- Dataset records
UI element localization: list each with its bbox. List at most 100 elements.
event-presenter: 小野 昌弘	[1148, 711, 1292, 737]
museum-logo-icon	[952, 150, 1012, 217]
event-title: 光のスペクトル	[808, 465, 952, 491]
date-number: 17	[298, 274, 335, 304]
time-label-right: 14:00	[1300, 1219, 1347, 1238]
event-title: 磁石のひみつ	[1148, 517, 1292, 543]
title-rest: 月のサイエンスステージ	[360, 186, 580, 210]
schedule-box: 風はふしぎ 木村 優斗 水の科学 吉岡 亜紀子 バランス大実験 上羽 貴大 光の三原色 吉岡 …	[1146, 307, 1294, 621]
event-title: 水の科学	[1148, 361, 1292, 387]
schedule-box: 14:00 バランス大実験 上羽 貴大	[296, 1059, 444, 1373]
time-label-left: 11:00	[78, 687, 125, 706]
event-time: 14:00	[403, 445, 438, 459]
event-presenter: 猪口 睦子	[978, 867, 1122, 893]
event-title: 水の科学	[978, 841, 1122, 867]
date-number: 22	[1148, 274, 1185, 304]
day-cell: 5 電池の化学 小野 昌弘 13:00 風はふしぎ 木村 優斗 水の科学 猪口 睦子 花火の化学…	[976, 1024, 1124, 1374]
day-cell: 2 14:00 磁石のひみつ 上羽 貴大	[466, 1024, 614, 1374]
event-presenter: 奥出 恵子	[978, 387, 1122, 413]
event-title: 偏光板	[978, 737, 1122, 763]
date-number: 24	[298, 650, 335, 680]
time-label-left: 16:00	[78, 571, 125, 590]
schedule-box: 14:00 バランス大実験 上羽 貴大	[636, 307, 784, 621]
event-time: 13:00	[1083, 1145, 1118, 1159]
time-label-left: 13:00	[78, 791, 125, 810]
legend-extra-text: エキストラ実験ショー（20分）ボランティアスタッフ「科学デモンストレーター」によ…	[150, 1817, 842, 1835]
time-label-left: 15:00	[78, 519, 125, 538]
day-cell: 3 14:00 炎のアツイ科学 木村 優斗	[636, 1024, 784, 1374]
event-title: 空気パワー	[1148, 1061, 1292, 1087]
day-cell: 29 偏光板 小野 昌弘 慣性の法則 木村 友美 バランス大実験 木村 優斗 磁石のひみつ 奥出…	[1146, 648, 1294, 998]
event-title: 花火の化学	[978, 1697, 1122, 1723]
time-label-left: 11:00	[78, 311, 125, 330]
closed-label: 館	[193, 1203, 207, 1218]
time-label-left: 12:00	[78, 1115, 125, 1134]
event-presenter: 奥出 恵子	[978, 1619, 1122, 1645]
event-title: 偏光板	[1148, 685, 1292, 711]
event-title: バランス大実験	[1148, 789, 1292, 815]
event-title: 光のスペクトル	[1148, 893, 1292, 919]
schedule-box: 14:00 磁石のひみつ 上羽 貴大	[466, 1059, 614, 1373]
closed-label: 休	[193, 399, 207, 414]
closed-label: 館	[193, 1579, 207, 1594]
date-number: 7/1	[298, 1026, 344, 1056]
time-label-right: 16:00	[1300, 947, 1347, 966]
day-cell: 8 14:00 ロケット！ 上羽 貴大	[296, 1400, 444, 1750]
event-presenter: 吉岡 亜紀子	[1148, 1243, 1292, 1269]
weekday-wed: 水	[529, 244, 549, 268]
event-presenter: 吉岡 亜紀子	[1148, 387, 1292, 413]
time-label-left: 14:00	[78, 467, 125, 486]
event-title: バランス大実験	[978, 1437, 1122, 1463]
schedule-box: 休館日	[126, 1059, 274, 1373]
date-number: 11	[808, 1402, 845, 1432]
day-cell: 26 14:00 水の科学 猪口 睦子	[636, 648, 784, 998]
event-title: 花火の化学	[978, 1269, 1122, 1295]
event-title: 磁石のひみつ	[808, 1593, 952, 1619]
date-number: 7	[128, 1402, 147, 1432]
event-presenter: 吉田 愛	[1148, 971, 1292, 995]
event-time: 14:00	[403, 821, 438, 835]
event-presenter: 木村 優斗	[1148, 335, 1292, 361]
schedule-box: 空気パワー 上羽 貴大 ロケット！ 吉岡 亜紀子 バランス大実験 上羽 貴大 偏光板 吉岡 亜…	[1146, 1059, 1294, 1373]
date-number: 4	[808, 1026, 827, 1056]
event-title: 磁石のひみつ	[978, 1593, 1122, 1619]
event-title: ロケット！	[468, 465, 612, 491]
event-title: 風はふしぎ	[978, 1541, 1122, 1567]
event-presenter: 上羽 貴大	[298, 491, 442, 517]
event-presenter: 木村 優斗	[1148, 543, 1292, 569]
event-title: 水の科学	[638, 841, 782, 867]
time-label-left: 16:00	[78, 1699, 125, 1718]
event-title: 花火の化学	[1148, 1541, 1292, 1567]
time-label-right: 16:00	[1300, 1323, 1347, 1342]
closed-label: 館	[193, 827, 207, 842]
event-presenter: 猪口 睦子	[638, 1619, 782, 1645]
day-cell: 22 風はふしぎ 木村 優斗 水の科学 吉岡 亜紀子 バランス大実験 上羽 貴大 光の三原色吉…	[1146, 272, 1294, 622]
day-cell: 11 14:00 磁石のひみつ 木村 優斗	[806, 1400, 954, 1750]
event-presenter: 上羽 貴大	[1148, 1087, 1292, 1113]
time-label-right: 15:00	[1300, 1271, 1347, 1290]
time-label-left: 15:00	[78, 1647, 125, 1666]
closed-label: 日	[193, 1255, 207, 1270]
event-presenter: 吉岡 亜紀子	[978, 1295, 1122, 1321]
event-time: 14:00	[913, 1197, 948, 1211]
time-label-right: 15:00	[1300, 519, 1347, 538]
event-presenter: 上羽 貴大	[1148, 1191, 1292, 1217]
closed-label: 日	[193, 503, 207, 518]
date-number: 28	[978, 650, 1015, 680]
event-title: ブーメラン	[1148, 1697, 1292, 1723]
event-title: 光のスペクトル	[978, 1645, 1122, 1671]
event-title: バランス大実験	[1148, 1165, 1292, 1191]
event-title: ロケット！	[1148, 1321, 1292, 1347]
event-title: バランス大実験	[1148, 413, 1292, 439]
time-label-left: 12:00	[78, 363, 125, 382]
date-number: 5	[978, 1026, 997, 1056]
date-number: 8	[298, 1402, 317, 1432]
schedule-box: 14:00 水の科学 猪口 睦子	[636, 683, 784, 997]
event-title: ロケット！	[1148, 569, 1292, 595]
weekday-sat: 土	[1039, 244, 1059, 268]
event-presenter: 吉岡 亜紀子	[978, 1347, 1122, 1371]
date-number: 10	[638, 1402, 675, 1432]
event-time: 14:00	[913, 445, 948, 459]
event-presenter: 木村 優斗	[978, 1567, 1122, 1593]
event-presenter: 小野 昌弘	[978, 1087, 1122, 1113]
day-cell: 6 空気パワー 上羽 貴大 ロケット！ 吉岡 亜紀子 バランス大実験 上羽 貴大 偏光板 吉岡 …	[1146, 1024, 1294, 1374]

- Short exercise
Output every line of the material above unchanged, character for character.

- Problem solution
UI element localization: list each with its bbox. List at most 100 elements.
event-presenter: 小野 昌弘	[1148, 711, 1292, 737]
museum-logo-icon	[952, 150, 1012, 217]
event-title: 光のスペクトル	[808, 465, 952, 491]
date-number: 17	[298, 274, 335, 304]
time-label-right: 14:00	[1300, 1219, 1347, 1238]
event-title: 磁石のひみつ	[1148, 517, 1292, 543]
title-rest: 月のサイエンスステージ	[360, 186, 580, 210]
schedule-box: 風はふしぎ 木村 優斗 水の科学 吉岡 亜紀子 バランス大実験 上羽 貴大 光の三原色 吉岡 …	[1146, 307, 1294, 621]
event-title: 水の科学	[1148, 361, 1292, 387]
schedule-box: 14:00 バランス大実験 上羽 貴大	[296, 1059, 444, 1373]
time-label-left: 11:00	[78, 687, 125, 706]
event-time: 14:00	[403, 445, 438, 459]
event-presenter: 猪口 睦子	[978, 867, 1122, 893]
event-title: 水の科学	[978, 841, 1122, 867]
date-number: 22	[1148, 274, 1185, 304]
day-cell: 5 電池の化学 小野 昌弘 13:00 風はふしぎ 木村 優斗 水の科学 猪口 睦子 花火の化学…	[976, 1024, 1124, 1374]
day-cell: 2 14:00 磁石のひみつ 上羽 貴大	[466, 1024, 614, 1374]
event-presenter: 奥出 恵子	[978, 387, 1122, 413]
event-title: 偏光板	[978, 737, 1122, 763]
date-number: 24	[298, 650, 335, 680]
time-label-left: 16:00	[78, 571, 125, 590]
schedule-box: 14:00 バランス大実験 上羽 貴大	[636, 307, 784, 621]
event-time: 13:00	[1083, 1145, 1118, 1159]
time-label-left: 13:00	[78, 791, 125, 810]
legend-extra-text: エキストラ実験ショー（20分）ボランティアスタッフ「科学デモンストレーター」によ…	[150, 1817, 842, 1835]
time-label-left: 15:00	[78, 519, 125, 538]
day-cell: 3 14:00 炎のアツイ科学 木村 優斗	[636, 1024, 784, 1374]
event-title: 空気パワー	[1148, 1061, 1292, 1087]
day-cell: 29 偏光板 小野 昌弘 慣性の法則 木村 友美 バランス大実験 木村 優斗 磁石のひみつ 奥出…	[1146, 648, 1294, 998]
event-title: 花火の化学	[978, 1697, 1122, 1723]
time-label-left: 11:00	[78, 311, 125, 330]
closed-label: 館	[193, 1203, 207, 1218]
time-label-left: 12:00	[78, 1115, 125, 1134]
event-presenter: 奥出 恵子	[978, 1619, 1122, 1645]
event-title: 偏光板	[1148, 685, 1292, 711]
event-title: バランス大実験	[1148, 789, 1292, 815]
event-title: 光のスペクトル	[1148, 893, 1292, 919]
schedule-box: 14:00 磁石のひみつ 上羽 貴大	[466, 1059, 614, 1373]
closed-label: 休	[193, 399, 207, 414]
closed-label: 館	[193, 1579, 207, 1594]
date-number: 7/1	[298, 1026, 344, 1056]
time-label-right: 16:00	[1300, 947, 1347, 966]
day-cell: 8 14:00 ロケット！ 上羽 貴大	[296, 1400, 444, 1750]
event-presenter: 吉岡 亜紀子	[1148, 1243, 1292, 1269]
weekday-wed: 水	[529, 244, 549, 268]
event-presenter: 吉岡 亜紀子	[1148, 387, 1292, 413]
time-label-left: 14:00	[78, 467, 125, 486]
event-title: バランス大実験	[978, 1437, 1122, 1463]
schedule-box: 休館日	[126, 1059, 274, 1373]
date-number: 11	[808, 1402, 845, 1432]
day-cell: 26 14:00 水の科学 猪口 睦子	[636, 648, 784, 998]
event-title: 花火の化学	[978, 1269, 1122, 1295]
event-title: 磁石のひみつ	[808, 1593, 952, 1619]
date-number: 7	[128, 1402, 147, 1432]
event-presenter: 吉田 愛	[1148, 971, 1292, 995]
event-time: 14:00	[403, 821, 438, 835]
event-presenter: 木村 優斗	[1148, 335, 1292, 361]
schedule-box: 空気パワー 上羽 貴大 ロケット！ 吉岡 亜紀子 バランス大実験 上羽 貴大 偏光板 吉岡 亜…	[1146, 1059, 1294, 1373]
date-number: 4	[808, 1026, 827, 1056]
event-title: 磁石のひみつ	[978, 1593, 1122, 1619]
event-title: ロケット！	[468, 465, 612, 491]
event-title: 風はふしぎ	[978, 1541, 1122, 1567]
event-presenter: 上羽 貴大	[298, 491, 442, 517]
event-presenter: 木村 優斗	[1148, 543, 1292, 569]
event-title: 水の科学	[638, 841, 782, 867]
time-label-left: 16:00	[78, 1699, 125, 1718]
event-title: 花火の化学	[1148, 1541, 1292, 1567]
time-label-right: 16:00	[1300, 1323, 1347, 1342]
closed-label: 館	[193, 827, 207, 842]
event-presenter: 猪口 睦子	[638, 1619, 782, 1645]
day-cell: 22 風はふしぎ 木村 優斗 水の科学 吉岡 亜紀子 バランス大実験 上羽 貴大 光の三原色吉…	[1146, 272, 1294, 622]
day-cell: 11 14:00 磁石のひみつ 木村 優斗	[806, 1400, 954, 1750]
event-presenter: 上羽 貴大	[1148, 1087, 1292, 1113]
time-label-right: 15:00	[1300, 1271, 1347, 1290]
time-label-left: 15:00	[78, 1647, 125, 1666]
closed-label: 日	[193, 1255, 207, 1270]
event-presenter: 吉岡 亜紀子	[978, 1295, 1122, 1321]
event-time: 14:00	[913, 1197, 948, 1211]
time-label-right: 15:00	[1300, 519, 1347, 538]
event-presenter: 上羽 貴大	[1148, 1191, 1292, 1217]
closed-label: 日	[193, 503, 207, 518]
date-number: 28	[978, 650, 1015, 680]
event-title: ブーメラン	[1148, 1697, 1292, 1723]
event-title: 光のスペクトル	[978, 1645, 1122, 1671]
event-title: バランス大実験	[1148, 1165, 1292, 1191]
event-title: ロケット！	[1148, 1321, 1292, 1347]
event-title: バランス大実験	[1148, 413, 1292, 439]
time-label-left: 12:00	[78, 363, 125, 382]
date-number: 5	[978, 1026, 997, 1056]
date-number: 8	[298, 1402, 317, 1432]
schedule-box: 14:00 水の科学 猪口 睦子	[636, 683, 784, 997]
event-title: ロケット！	[1148, 569, 1292, 595]
weekday-sat: 土	[1039, 244, 1059, 268]
event-presenter: 吉岡 亜紀子	[978, 1347, 1122, 1371]
date-number: 10	[638, 1402, 675, 1432]
event-time: 14:00	[913, 445, 948, 459]
event-presenter: 木村 優斗	[978, 1567, 1122, 1593]
event-presenter: 小野 昌弘	[978, 1087, 1122, 1113]
day-cell: 6 空気パワー 上羽 貴大 ロケット！ 吉岡 亜紀子 バランス大実験 上羽 貴大 偏光板 吉岡 …	[1146, 1024, 1294, 1374]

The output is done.